Available records:
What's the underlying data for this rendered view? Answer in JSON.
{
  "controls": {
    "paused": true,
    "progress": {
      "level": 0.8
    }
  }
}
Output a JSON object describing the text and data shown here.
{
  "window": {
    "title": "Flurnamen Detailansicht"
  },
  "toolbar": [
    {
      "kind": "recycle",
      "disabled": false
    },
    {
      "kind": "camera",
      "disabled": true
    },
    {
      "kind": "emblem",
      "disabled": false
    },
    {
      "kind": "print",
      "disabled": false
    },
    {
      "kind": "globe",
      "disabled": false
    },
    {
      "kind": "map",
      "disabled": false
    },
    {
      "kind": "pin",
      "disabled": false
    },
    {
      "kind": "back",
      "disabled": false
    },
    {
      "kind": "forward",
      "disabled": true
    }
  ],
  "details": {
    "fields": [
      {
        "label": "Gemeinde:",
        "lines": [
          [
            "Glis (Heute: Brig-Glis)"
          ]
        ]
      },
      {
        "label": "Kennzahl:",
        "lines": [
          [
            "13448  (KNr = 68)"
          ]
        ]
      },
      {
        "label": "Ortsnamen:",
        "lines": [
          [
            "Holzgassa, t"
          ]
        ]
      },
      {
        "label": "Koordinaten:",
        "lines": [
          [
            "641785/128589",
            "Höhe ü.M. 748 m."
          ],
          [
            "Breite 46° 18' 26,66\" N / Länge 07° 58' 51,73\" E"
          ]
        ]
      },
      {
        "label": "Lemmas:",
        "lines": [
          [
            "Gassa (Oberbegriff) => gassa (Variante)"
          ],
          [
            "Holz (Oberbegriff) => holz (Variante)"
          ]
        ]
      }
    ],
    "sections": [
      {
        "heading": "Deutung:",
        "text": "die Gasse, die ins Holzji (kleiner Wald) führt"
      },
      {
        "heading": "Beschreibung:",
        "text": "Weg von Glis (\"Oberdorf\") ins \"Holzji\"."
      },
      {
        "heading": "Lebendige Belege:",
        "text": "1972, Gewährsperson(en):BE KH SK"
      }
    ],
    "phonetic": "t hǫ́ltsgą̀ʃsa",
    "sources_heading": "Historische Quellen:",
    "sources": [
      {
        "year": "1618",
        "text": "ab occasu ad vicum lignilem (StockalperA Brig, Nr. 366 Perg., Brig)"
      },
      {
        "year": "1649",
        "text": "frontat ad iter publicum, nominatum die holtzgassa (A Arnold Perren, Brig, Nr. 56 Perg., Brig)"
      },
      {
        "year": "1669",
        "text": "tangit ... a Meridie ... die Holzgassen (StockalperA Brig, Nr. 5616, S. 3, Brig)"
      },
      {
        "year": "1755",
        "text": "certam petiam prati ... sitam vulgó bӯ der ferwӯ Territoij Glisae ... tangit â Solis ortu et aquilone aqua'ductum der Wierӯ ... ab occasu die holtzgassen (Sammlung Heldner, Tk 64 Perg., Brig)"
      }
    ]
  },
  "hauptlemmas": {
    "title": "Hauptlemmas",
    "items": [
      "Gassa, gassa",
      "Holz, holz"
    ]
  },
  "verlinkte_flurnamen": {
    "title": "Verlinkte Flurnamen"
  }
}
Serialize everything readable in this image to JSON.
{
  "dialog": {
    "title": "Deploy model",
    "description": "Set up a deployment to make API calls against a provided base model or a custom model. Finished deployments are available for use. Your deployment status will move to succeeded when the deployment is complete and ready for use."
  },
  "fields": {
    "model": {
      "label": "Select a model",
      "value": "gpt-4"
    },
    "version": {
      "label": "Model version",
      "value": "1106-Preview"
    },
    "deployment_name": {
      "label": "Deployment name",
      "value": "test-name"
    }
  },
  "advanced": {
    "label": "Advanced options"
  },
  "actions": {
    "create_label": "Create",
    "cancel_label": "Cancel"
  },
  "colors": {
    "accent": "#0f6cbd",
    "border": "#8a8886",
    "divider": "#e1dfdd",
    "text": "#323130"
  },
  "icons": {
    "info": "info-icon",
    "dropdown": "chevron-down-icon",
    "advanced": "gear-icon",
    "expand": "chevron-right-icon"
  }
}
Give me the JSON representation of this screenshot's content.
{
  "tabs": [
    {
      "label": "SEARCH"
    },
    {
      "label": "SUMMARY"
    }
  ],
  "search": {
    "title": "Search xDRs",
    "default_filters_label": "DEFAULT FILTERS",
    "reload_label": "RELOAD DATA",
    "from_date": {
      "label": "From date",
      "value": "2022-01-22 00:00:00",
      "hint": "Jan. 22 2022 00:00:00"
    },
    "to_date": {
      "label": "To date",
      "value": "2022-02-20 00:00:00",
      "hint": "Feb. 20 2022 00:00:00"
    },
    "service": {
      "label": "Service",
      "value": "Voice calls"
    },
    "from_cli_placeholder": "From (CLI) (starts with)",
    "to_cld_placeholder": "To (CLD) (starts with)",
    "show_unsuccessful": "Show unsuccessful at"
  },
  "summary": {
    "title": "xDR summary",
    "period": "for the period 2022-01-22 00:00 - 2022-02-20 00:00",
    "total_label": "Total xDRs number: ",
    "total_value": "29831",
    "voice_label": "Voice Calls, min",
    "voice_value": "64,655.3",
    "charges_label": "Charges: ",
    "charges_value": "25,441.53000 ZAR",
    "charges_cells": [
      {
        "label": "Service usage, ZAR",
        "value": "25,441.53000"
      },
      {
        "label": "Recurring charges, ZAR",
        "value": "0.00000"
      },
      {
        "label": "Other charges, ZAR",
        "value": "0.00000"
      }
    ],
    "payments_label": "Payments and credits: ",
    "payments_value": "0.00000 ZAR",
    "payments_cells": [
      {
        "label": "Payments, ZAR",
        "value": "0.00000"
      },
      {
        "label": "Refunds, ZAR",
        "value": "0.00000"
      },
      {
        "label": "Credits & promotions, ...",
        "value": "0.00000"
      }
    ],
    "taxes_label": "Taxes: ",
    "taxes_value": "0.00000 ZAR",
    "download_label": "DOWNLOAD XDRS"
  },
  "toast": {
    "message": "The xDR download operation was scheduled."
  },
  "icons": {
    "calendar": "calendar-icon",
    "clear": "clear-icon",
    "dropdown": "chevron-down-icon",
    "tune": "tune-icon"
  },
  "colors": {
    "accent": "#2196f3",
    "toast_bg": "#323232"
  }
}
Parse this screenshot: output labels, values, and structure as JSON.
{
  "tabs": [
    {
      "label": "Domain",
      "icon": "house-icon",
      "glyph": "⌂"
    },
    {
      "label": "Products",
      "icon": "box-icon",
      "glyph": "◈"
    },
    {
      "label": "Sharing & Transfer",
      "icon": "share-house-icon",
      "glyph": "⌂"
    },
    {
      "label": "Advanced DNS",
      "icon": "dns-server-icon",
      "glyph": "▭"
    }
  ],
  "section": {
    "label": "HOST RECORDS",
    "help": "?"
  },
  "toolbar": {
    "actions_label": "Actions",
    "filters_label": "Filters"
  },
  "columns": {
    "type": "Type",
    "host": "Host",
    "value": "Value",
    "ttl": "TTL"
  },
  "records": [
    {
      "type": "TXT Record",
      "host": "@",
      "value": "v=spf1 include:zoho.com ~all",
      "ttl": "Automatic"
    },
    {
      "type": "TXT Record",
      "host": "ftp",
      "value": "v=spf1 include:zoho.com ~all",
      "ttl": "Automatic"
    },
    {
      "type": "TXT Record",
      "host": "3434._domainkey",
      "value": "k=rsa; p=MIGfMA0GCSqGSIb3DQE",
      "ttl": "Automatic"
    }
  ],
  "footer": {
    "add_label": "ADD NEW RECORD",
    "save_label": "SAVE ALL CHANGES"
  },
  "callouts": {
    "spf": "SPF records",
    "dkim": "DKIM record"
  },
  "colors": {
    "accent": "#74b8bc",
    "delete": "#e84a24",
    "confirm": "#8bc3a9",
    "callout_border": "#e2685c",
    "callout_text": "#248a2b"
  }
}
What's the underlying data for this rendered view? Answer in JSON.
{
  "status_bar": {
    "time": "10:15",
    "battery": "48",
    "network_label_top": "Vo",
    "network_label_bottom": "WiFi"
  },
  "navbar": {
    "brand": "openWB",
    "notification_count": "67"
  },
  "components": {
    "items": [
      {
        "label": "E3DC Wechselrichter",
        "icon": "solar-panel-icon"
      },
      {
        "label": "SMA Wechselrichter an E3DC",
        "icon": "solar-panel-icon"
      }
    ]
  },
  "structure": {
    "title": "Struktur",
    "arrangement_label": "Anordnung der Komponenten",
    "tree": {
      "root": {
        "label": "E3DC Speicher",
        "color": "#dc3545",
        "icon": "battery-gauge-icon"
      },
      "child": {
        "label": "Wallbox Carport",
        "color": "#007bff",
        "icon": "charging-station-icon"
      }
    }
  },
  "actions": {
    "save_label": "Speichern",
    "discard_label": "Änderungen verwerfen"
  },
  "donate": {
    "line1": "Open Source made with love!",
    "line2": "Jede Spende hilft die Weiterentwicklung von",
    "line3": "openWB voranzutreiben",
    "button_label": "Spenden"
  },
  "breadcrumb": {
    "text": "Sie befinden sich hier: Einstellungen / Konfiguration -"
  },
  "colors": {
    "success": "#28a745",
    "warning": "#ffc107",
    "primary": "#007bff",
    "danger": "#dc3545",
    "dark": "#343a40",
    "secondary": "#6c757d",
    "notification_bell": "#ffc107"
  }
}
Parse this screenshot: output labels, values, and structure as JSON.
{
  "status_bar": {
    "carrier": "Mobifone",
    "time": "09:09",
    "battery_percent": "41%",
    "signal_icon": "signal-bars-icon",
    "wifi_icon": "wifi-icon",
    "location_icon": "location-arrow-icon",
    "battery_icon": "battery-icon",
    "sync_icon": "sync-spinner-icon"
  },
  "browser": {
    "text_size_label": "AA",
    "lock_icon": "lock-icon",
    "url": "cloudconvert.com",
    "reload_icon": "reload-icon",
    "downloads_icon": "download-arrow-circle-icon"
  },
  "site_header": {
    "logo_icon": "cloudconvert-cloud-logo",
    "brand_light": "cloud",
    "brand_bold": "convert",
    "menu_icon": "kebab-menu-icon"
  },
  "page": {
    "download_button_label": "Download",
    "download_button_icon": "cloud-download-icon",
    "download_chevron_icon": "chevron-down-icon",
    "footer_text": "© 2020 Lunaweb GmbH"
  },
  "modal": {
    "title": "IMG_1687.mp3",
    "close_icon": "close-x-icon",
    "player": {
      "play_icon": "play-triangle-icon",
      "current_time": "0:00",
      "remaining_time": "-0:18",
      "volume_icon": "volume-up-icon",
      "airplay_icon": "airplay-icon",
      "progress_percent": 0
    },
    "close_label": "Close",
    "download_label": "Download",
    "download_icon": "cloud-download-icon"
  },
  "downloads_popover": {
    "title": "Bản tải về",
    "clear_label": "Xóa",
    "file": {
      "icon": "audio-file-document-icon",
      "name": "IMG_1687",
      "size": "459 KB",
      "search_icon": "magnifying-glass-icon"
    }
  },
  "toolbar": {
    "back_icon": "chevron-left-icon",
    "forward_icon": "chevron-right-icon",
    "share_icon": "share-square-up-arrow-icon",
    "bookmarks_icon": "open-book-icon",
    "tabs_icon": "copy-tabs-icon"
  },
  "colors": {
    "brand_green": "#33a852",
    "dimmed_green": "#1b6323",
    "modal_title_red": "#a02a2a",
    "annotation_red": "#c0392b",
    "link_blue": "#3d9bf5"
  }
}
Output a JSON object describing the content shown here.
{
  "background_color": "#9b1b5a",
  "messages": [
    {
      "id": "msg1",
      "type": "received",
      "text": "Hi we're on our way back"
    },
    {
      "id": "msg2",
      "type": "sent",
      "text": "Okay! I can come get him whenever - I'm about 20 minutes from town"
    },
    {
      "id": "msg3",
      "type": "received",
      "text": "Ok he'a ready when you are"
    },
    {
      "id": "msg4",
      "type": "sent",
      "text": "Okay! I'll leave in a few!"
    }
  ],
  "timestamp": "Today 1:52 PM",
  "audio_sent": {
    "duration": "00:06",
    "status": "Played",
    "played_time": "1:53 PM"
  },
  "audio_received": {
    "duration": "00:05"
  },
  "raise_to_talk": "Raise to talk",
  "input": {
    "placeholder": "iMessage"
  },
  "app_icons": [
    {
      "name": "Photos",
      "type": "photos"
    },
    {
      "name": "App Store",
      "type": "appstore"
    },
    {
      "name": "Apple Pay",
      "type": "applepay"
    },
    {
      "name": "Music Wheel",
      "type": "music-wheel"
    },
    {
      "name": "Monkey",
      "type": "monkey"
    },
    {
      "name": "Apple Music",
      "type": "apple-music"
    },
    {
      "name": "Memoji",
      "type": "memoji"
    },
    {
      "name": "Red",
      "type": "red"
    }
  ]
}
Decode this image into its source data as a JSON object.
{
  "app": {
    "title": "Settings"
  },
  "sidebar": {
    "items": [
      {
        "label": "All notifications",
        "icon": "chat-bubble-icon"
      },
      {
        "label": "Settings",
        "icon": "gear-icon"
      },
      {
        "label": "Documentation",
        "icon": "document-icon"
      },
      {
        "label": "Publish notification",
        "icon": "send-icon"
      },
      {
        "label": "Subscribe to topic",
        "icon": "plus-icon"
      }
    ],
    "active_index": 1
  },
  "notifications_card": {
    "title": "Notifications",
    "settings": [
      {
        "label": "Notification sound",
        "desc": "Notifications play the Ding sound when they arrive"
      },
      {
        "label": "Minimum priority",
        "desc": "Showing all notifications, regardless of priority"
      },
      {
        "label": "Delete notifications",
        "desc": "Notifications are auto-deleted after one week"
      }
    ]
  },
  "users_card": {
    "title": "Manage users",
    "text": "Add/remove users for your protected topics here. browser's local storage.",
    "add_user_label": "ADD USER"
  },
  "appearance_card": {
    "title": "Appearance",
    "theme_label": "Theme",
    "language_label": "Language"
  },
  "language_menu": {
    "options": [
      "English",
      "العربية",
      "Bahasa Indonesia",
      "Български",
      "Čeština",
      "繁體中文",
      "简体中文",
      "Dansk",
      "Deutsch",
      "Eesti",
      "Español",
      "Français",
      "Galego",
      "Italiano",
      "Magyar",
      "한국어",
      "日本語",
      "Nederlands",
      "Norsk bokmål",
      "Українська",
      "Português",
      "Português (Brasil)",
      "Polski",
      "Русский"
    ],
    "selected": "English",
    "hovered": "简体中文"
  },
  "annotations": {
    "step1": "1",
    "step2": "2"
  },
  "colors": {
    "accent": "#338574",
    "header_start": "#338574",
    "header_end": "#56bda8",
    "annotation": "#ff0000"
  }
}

Given instruction:
Extract every line of the records above that contains the word "StockalperA".

Full response:
        "text": "ab occasu ad vicum lignilem (StockalperA Brig, Nr. 366 Perg., Brig)"
        "text": "tangit ... a Meridie ... die Holzgassen (StockalperA Brig, Nr. 5616, S. 3, Brig)"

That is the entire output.